Go over the entries below line by line, copying each one that contains the word "With".

• **Data for the task**
***

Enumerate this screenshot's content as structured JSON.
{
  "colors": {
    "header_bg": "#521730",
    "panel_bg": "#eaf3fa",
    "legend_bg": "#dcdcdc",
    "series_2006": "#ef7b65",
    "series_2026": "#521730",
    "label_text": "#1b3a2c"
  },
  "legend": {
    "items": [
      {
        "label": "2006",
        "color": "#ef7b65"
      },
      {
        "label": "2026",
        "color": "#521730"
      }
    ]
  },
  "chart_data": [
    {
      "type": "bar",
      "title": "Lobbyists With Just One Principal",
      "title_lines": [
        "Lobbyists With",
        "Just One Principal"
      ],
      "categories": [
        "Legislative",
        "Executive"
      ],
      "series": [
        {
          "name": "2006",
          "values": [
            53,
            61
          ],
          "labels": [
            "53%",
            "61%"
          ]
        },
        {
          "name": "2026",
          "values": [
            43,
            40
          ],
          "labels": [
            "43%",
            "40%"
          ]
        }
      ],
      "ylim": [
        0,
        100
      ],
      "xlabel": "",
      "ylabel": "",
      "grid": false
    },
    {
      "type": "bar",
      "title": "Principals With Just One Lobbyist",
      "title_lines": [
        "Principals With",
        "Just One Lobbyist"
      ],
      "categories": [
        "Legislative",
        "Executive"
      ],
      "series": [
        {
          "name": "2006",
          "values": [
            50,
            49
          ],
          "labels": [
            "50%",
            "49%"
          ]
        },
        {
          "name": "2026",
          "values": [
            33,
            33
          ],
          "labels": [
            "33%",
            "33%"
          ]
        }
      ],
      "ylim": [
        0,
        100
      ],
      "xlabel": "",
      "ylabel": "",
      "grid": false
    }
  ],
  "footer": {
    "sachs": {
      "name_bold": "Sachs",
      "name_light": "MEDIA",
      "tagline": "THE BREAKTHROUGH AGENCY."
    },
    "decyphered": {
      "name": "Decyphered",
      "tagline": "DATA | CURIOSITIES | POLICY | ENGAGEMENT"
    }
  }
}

***

• **Answer in full**
      "title": "Lobbyists With Just One Principal",
        "Lobbyists With",
      "title": "Principals With Just One Lobbyist",
        "Principals With",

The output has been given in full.